■ What the exercise asks
Quote the entries word for word. Omit the pictures.

■ Given records
----------------

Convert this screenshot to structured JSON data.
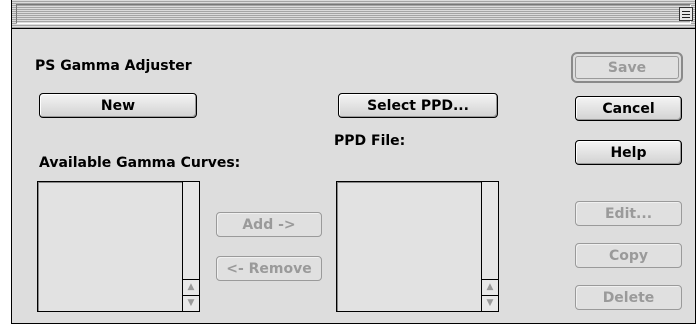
{
  "dialog": {
    "title": "PS Gamma Adjuster",
    "available_label": "Available Gamma Curves:",
    "ppd_label": "PPD File:"
  },
  "buttons": {
    "new": "New",
    "select_ppd": "Select PPD...",
    "add": "Add ->",
    "remove": "<- Remove",
    "save": "Save",
    "cancel": "Cancel",
    "help": "Help",
    "edit": "Edit...",
    "copy": "Copy",
    "delete": "Delete"
  },
  "icons": {
    "scroll_up": "▲",
    "scroll_down": "▼"
  }
}
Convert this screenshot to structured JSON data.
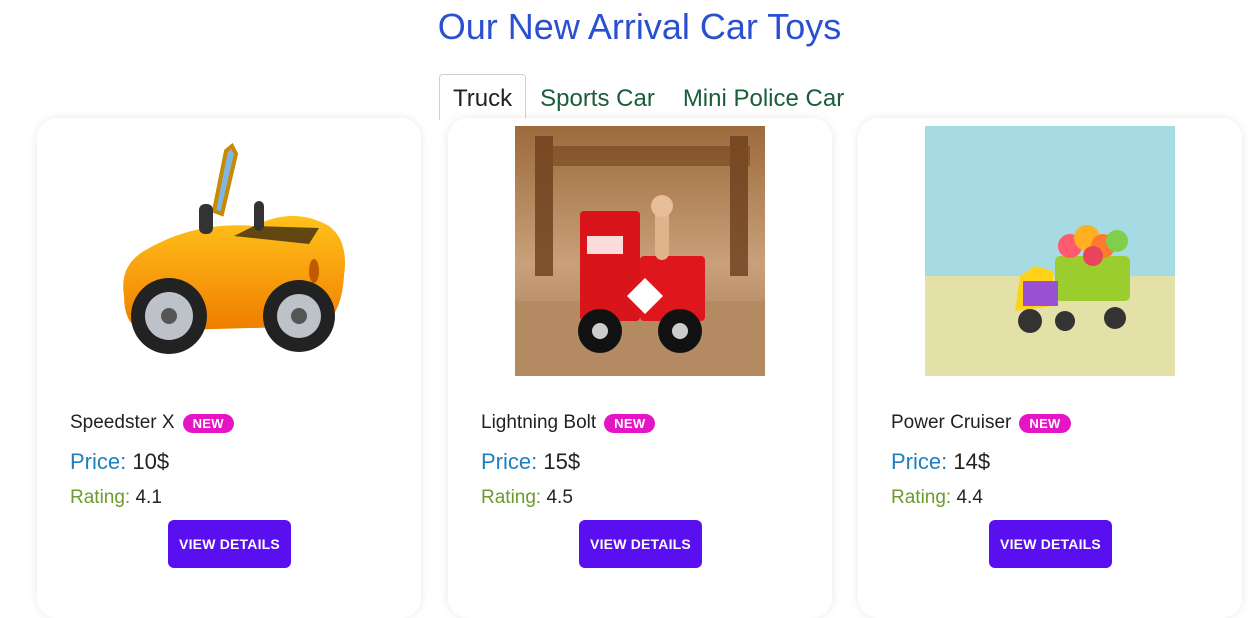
{
  "title": "Our New Arrival Car Toys",
  "tabs": [
    {
      "label": "Truck",
      "active": true
    },
    {
      "label": "Sports Car",
      "active": false
    },
    {
      "label": "Mini Police Car",
      "active": false
    }
  ],
  "cards": [
    {
      "name": "Speedster X",
      "badge": "NEW",
      "price_label": "Price:",
      "price": "10$",
      "rating_label": "Rating:",
      "rating": "4.1",
      "button": "VIEW DETAILS",
      "image": "yellow-convertible-car"
    },
    {
      "name": "Lightning Bolt",
      "badge": "NEW",
      "price_label": "Price:",
      "price": "15$",
      "rating_label": "Rating:",
      "rating": "4.5",
      "button": "VIEW DETAILS",
      "image": "red-wooden-train"
    },
    {
      "name": "Power Cruiser",
      "badge": "NEW",
      "price_label": "Price:",
      "price": "14$",
      "rating_label": "Rating:",
      "rating": "4.4",
      "button": "VIEW DETAILS",
      "image": "yellow-toy-truck-candy"
    }
  ],
  "colors": {
    "title": "#2b4fd1",
    "tab": "#1a5d3a",
    "badge": "#e514c4",
    "button": "#5a0ff0",
    "price_label": "#1f7fbf",
    "rating_label": "#6c9b2e"
  }
}
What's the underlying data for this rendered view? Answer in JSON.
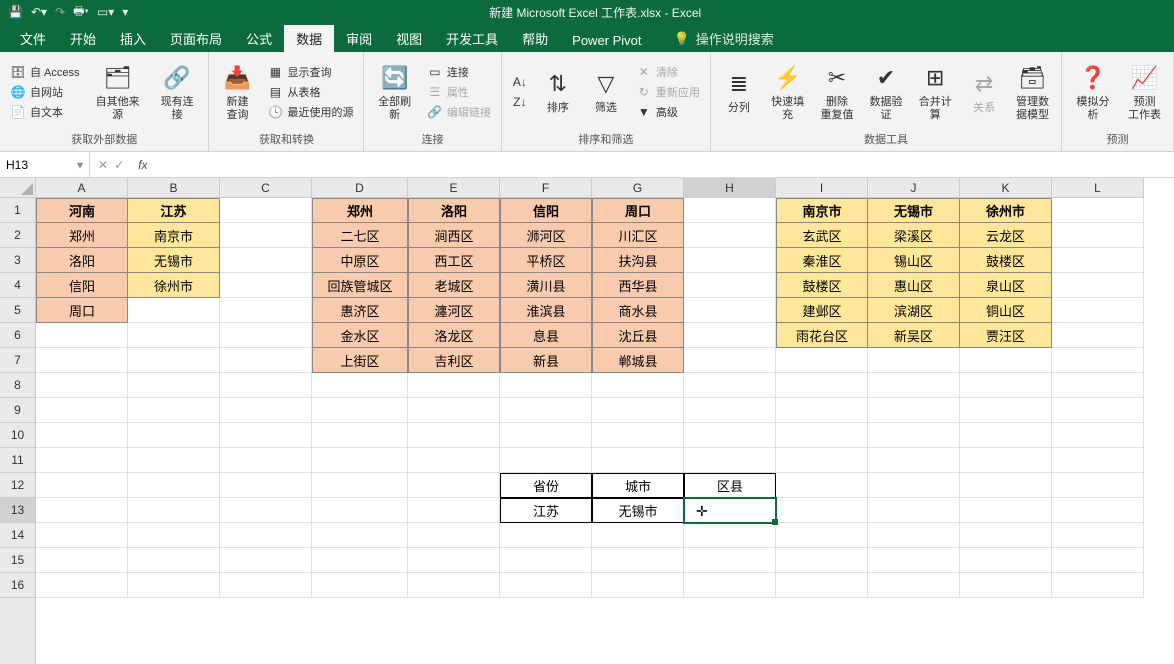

----------------

■ Solution to the problem
Convert this screenshot to structured JSON data.
{
  "dialog": {
    "title": "PS Gamma Adjuster",
    "available_label": "Available Gamma Curves:",
    "ppd_label": "PPD File:"
  },
  "buttons": {
    "new": "New",
    "select_ppd": "Select PPD...",
    "add": "Add ->",
    "remove": "<- Remove",
    "save": "Save",
    "cancel": "Cancel",
    "help": "Help",
    "edit": "Edit...",
    "copy": "Copy",
    "delete": "Delete"
  },
  "icons": {
    "scroll_up": "▲",
    "scroll_down": "▼"
  }
}
Convert this screenshot to structured JSON data.
{
  "title": "Our New Arrival Car Toys",
  "tabs": [
    {
      "label": "Truck",
      "active": true
    },
    {
      "label": "Sports Car",
      "active": false
    },
    {
      "label": "Mini Police Car",
      "active": false
    }
  ],
  "cards": [
    {
      "name": "Speedster X",
      "badge": "NEW",
      "price_label": "Price:",
      "price": "10$",
      "rating_label": "Rating:",
      "rating": "4.1",
      "button": "VIEW DETAILS",
      "image": "yellow-convertible-car"
    },
    {
      "name": "Lightning Bolt",
      "badge": "NEW",
      "price_label": "Price:",
      "price": "15$",
      "rating_label": "Rating:",
      "rating": "4.5",
      "button": "VIEW DETAILS",
      "image": "red-wooden-train"
    },
    {
      "name": "Power Cruiser",
      "badge": "NEW",
      "price_label": "Price:",
      "price": "14$",
      "rating_label": "Rating:",
      "rating": "4.4",
      "button": "VIEW DETAILS",
      "image": "yellow-toy-truck-candy"
    }
  ],
  "colors": {
    "title": "#2b4fd1",
    "tab": "#1a5d3a",
    "badge": "#e514c4",
    "button": "#5a0ff0",
    "price_label": "#1f7fbf",
    "rating_label": "#6c9b2e"
  }
}
What's the underlying data for this rendered view? Answer in JSON.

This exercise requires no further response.